EXERCISE INPUTS:
================================

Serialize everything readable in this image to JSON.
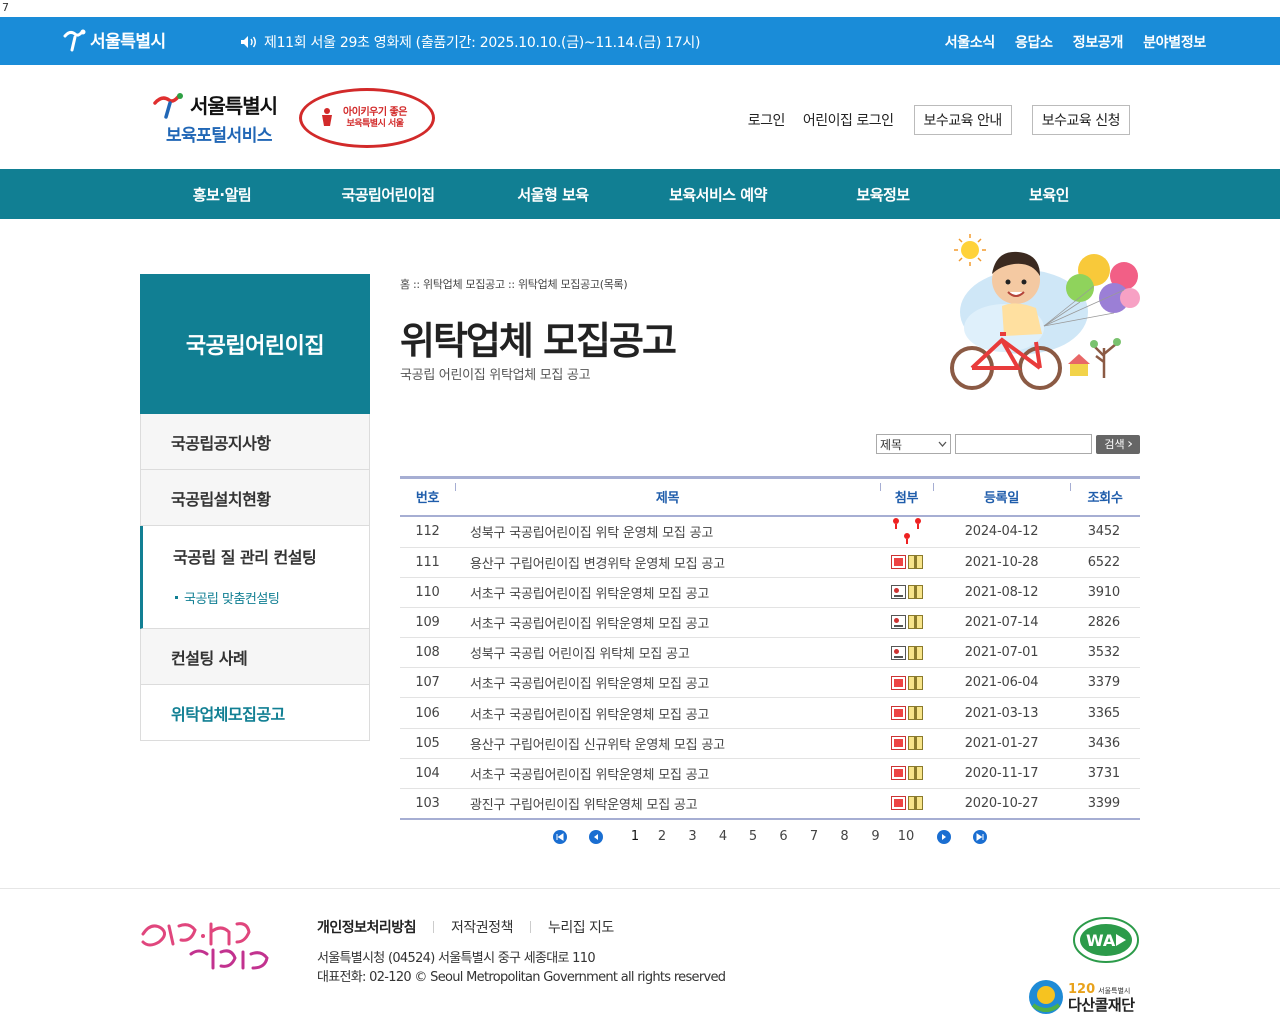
{
  "stray_char": "7",
  "topbar": {
    "logo_text": "서울특별시",
    "notice": "제11회 서울 29초 영화제 (출품기간: 2025.10.10.(금)~11.14.(금) 17시)",
    "links": [
      "서울소식",
      "응답소",
      "정보공개",
      "분야별정보"
    ]
  },
  "header": {
    "logo_line1": "서울특별시",
    "logo_line2": "보육포털서비스",
    "sub_logo_line1": "아이키우기 좋은",
    "sub_logo_line2": "보육특별시 서울",
    "util_login": "로그인",
    "util_daycare_login": "어린이집 로그인",
    "util_btn1": "보수교육 안내",
    "util_btn2": "보수교육 신청"
  },
  "gnb": [
    "홍보·알림",
    "국공립어린이집",
    "서울형 보육",
    "보육서비스 예약",
    "보육정보",
    "보육인"
  ],
  "sidebar": {
    "title": "국공립어린이집",
    "item1": "국공립공지사항",
    "item2": "국공립설치현황",
    "item3": "국공립 질 관리 컨설팅",
    "item3_sub": "국공립 맞춤컨설팅",
    "item4": "컨설팅 사례",
    "item5": "위탁업체모집공고"
  },
  "content": {
    "breadcrumb": "홈 :: 위탁업체 모집공고 :: 위탁업체 모집공고(목록)",
    "title": "위탁업체 모집공고",
    "subtitle": "국공립 어린이집 위탁업체 모집 공고"
  },
  "search": {
    "select_value": "제목",
    "input_value": "",
    "button": "검색"
  },
  "table": {
    "headers": [
      "번호",
      "제목",
      "첨부",
      "등록일",
      "조회수"
    ],
    "rows": [
      {
        "num": "112",
        "title": "성북구 국공립어린이집 위탁 운영체 모집 공고",
        "att": [
          "red",
          "red",
          "red"
        ],
        "date": "2024-04-12",
        "views": "3452"
      },
      {
        "num": "111",
        "title": "용산구 구립어린이집 변경위탁 운영체 모집 공고",
        "att": [
          "pdf",
          "zip"
        ],
        "date": "2021-10-28",
        "views": "6522"
      },
      {
        "num": "110",
        "title": "서초구 국공립어린이집 위탁운영체 모집 공고",
        "att": [
          "hwp",
          "zip"
        ],
        "date": "2021-08-12",
        "views": "3910"
      },
      {
        "num": "109",
        "title": "서초구 국공립어린이집 위탁운영체 모집 공고",
        "att": [
          "hwp",
          "zip"
        ],
        "date": "2021-07-14",
        "views": "2826"
      },
      {
        "num": "108",
        "title": "성북구 국공립 어린이집 위탁체 모집 공고",
        "att": [
          "hwp",
          "zip"
        ],
        "date": "2021-07-01",
        "views": "3532"
      },
      {
        "num": "107",
        "title": "서초구 국공립어린이집 위탁운영체 모집 공고",
        "att": [
          "pdf",
          "zip"
        ],
        "date": "2021-06-04",
        "views": "3379"
      },
      {
        "num": "106",
        "title": "서초구 국공립어린이집 위탁운영체 모집 공고",
        "att": [
          "pdf",
          "zip"
        ],
        "date": "2021-03-13",
        "views": "3365"
      },
      {
        "num": "105",
        "title": "용산구 구립어린이집 신규위탁 운영체 모집 공고",
        "att": [
          "pdf",
          "zip"
        ],
        "date": "2021-01-27",
        "views": "3436"
      },
      {
        "num": "104",
        "title": "서초구 국공립어린이집 위탁운영체 모집 공고",
        "att": [
          "pdf",
          "zip"
        ],
        "date": "2020-11-17",
        "views": "3731"
      },
      {
        "num": "103",
        "title": "광진구 구립어린이집 위탁운영체 모집 공고",
        "att": [
          "pdf",
          "zip"
        ],
        "date": "2020-10-27",
        "views": "3399"
      }
    ]
  },
  "pager": {
    "pages": [
      "1",
      "2",
      "3",
      "4",
      "5",
      "6",
      "7",
      "8",
      "9",
      "10"
    ],
    "current": "1"
  },
  "footer": {
    "link1": "개인정보처리방침",
    "link2": "저작권정책",
    "link3": "누리집 지도",
    "addr1": "서울특별시청 (04524) 서울특별시 중구 세종대로 110",
    "addr2": "대표전화: 02-120 © Seoul Metropolitan Government all rights reserved",
    "dasan_num": "120",
    "dasan_small": "서울특별시",
    "dasan_name": "다산콜재단"
  },
  "colors": {
    "topbar": "#1a8cd8",
    "gnb": "#117f93",
    "table_border": "#a6aed3",
    "header_text": "#1f5dab"
  }
}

================================

SHORT TASK: For the entries above, state how many lines contain the word "views". Provide the number by itself.

EXERCISE RESULT: 10